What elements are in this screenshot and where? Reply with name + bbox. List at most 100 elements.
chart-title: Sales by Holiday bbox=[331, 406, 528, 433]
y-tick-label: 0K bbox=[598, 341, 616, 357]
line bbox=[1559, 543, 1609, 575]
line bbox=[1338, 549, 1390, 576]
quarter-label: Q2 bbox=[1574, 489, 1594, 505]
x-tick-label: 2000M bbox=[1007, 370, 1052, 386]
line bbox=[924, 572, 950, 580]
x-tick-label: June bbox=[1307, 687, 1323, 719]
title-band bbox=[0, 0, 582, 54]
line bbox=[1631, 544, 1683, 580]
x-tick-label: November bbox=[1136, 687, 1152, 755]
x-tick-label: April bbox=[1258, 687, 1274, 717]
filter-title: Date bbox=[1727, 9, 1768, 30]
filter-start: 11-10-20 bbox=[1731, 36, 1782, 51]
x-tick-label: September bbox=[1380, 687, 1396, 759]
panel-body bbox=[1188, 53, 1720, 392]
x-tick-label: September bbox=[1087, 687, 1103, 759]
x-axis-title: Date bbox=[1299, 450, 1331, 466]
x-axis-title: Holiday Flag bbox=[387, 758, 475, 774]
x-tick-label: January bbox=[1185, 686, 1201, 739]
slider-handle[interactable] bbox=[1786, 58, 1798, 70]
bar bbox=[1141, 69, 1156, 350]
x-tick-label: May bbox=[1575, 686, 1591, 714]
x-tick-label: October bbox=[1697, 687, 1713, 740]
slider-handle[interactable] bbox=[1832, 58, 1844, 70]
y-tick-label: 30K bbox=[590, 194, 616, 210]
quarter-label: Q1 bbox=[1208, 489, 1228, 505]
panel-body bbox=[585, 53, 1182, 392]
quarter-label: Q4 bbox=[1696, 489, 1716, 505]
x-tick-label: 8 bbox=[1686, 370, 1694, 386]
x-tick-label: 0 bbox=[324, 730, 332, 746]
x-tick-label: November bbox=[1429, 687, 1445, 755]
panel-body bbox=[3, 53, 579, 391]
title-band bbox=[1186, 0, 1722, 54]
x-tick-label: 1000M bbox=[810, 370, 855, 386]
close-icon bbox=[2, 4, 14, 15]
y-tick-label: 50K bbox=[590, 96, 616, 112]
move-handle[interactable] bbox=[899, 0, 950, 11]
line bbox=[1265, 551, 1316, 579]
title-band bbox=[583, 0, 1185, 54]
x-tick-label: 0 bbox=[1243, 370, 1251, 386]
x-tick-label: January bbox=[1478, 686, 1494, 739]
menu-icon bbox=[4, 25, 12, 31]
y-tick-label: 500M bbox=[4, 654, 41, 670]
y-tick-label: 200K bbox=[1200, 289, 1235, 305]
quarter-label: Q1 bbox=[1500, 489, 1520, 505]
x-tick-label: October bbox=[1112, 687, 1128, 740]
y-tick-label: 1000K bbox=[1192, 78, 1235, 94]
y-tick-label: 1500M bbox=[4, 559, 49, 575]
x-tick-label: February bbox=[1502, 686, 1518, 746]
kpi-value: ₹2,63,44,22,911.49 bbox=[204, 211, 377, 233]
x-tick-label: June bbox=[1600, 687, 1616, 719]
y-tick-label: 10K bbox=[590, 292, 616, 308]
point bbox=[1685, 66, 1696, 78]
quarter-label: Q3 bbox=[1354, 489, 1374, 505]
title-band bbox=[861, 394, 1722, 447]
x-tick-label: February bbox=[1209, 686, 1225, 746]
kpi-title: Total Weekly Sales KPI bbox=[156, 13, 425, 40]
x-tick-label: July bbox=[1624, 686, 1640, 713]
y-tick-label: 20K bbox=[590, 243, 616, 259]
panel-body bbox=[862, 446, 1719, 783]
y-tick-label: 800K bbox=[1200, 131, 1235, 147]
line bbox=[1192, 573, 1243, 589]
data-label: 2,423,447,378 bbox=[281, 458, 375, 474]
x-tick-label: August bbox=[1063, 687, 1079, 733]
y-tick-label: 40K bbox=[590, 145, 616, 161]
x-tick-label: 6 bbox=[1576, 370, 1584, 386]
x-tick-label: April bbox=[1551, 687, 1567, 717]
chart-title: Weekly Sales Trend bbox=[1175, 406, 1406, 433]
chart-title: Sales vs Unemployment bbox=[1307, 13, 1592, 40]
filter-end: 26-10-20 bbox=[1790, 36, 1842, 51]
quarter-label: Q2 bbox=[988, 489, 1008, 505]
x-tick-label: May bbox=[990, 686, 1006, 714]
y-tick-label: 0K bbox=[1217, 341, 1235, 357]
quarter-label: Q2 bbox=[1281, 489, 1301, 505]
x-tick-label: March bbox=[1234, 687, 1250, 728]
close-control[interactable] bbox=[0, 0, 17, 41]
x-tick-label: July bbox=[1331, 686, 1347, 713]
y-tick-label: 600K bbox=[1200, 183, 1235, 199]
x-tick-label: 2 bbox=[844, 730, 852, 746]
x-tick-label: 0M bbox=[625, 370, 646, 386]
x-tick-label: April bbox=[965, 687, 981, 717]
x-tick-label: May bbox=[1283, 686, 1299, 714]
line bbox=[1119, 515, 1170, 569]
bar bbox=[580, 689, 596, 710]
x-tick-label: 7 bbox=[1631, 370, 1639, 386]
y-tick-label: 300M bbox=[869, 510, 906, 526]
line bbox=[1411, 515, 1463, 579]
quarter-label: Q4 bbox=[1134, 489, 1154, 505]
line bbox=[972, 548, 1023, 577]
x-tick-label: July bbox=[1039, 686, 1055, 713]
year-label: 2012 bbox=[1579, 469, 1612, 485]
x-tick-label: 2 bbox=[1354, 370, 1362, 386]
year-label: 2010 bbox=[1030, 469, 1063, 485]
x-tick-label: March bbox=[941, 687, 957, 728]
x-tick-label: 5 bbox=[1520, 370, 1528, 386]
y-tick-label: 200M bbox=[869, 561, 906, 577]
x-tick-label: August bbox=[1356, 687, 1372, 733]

+++

◆ YOUR OBJECTIVE ◆
Reproduce all of the records above word for word, keeping every line in its original order.

◆ TASK RESULT ◆
What elements are in this screenshot and where? Reply with name + bbox. List at most 100 elements.
chart-title: Sales by Holiday bbox=[331, 406, 528, 433]
y-tick-label: 0K bbox=[598, 341, 616, 357]
line bbox=[1559, 543, 1609, 575]
line bbox=[1338, 549, 1390, 576]
quarter-label: Q2 bbox=[1574, 489, 1594, 505]
x-tick-label: 2000M bbox=[1007, 370, 1052, 386]
line bbox=[924, 572, 950, 580]
x-tick-label: June bbox=[1307, 687, 1323, 719]
title-band bbox=[0, 0, 582, 54]
line bbox=[1631, 544, 1683, 580]
x-tick-label: November bbox=[1136, 687, 1152, 755]
x-tick-label: April bbox=[1258, 687, 1274, 717]
filter-title: Date bbox=[1727, 9, 1768, 30]
filter-start: 11-10-20 bbox=[1731, 36, 1782, 51]
x-tick-label: September bbox=[1380, 687, 1396, 759]
panel-body bbox=[1188, 53, 1720, 392]
x-tick-label: September bbox=[1087, 687, 1103, 759]
x-axis-title: Date bbox=[1299, 450, 1331, 466]
x-axis-title: Holiday Flag bbox=[387, 758, 475, 774]
x-tick-label: January bbox=[1185, 686, 1201, 739]
slider-handle[interactable] bbox=[1786, 58, 1798, 70]
bar bbox=[1141, 69, 1156, 350]
x-tick-label: May bbox=[1575, 686, 1591, 714]
x-tick-label: October bbox=[1697, 687, 1713, 740]
slider-handle[interactable] bbox=[1832, 58, 1844, 70]
y-tick-label: 30K bbox=[590, 194, 616, 210]
quarter-label: Q1 bbox=[1208, 489, 1228, 505]
panel-body bbox=[585, 53, 1182, 392]
quarter-label: Q4 bbox=[1696, 489, 1716, 505]
x-tick-label: 8 bbox=[1686, 370, 1694, 386]
x-tick-label: 0 bbox=[324, 730, 332, 746]
x-tick-label: November bbox=[1429, 687, 1445, 755]
panel-body bbox=[3, 53, 579, 391]
title-band bbox=[1186, 0, 1722, 54]
x-tick-label: 1000M bbox=[810, 370, 855, 386]
close-icon bbox=[2, 4, 14, 15]
y-tick-label: 50K bbox=[590, 96, 616, 112]
move-handle[interactable] bbox=[899, 0, 950, 11]
line bbox=[1265, 551, 1316, 579]
title-band bbox=[583, 0, 1185, 54]
x-tick-label: 0 bbox=[1243, 370, 1251, 386]
x-tick-label: January bbox=[1478, 686, 1494, 739]
menu-icon bbox=[4, 25, 12, 31]
y-tick-label: 500M bbox=[4, 654, 41, 670]
y-tick-label: 200K bbox=[1200, 289, 1235, 305]
quarter-label: Q1 bbox=[1500, 489, 1520, 505]
x-tick-label: October bbox=[1112, 687, 1128, 740]
y-tick-label: 1000K bbox=[1192, 78, 1235, 94]
y-tick-label: 1500M bbox=[4, 559, 49, 575]
x-tick-label: February bbox=[1502, 686, 1518, 746]
kpi-value: ₹2,63,44,22,911.49 bbox=[204, 211, 377, 233]
x-tick-label: June bbox=[1600, 687, 1616, 719]
y-tick-label: 10K bbox=[590, 292, 616, 308]
point bbox=[1685, 66, 1696, 78]
quarter-label: Q3 bbox=[1354, 489, 1374, 505]
title-band bbox=[861, 394, 1722, 447]
x-tick-label: February bbox=[1209, 686, 1225, 746]
kpi-title: Total Weekly Sales KPI bbox=[156, 13, 425, 40]
x-tick-label: July bbox=[1624, 686, 1640, 713]
y-tick-label: 20K bbox=[590, 243, 616, 259]
panel-body bbox=[862, 446, 1719, 783]
y-tick-label: 800K bbox=[1200, 131, 1235, 147]
line bbox=[1192, 573, 1243, 589]
data-label: 2,423,447,378 bbox=[281, 458, 375, 474]
x-tick-label: August bbox=[1063, 687, 1079, 733]
y-tick-label: 40K bbox=[590, 145, 616, 161]
x-tick-label: 6 bbox=[1576, 370, 1584, 386]
x-tick-label: April bbox=[1551, 687, 1567, 717]
chart-title: Weekly Sales Trend bbox=[1175, 406, 1406, 433]
chart-title: Sales vs Unemployment bbox=[1307, 13, 1592, 40]
filter-end: 26-10-20 bbox=[1790, 36, 1842, 51]
quarter-label: Q2 bbox=[988, 489, 1008, 505]
x-tick-label: May bbox=[990, 686, 1006, 714]
y-tick-label: 0K bbox=[1217, 341, 1235, 357]
quarter-label: Q2 bbox=[1281, 489, 1301, 505]
x-tick-label: March bbox=[1234, 687, 1250, 728]
close-control[interactable] bbox=[0, 0, 17, 41]
x-tick-label: July bbox=[1331, 686, 1347, 713]
y-tick-label: 600K bbox=[1200, 183, 1235, 199]
x-tick-label: 2 bbox=[844, 730, 852, 746]
x-tick-label: 0M bbox=[625, 370, 646, 386]
x-tick-label: April bbox=[965, 687, 981, 717]
x-tick-label: May bbox=[1283, 686, 1299, 714]
line bbox=[1119, 515, 1170, 569]
bar bbox=[580, 689, 596, 710]
x-tick-label: 7 bbox=[1631, 370, 1639, 386]
y-tick-label: 300M bbox=[869, 510, 906, 526]
line bbox=[1411, 515, 1463, 579]
quarter-label: Q4 bbox=[1134, 489, 1154, 505]
line bbox=[972, 548, 1023, 577]
x-tick-label: July bbox=[1039, 686, 1055, 713]
year-label: 2012 bbox=[1579, 469, 1612, 485]
x-tick-label: 2 bbox=[1354, 370, 1362, 386]
year-label: 2010 bbox=[1030, 469, 1063, 485]
x-tick-label: March bbox=[941, 687, 957, 728]
x-tick-label: 5 bbox=[1520, 370, 1528, 386]
y-tick-label: 200M bbox=[869, 561, 906, 577]
x-tick-label: August bbox=[1356, 687, 1372, 733]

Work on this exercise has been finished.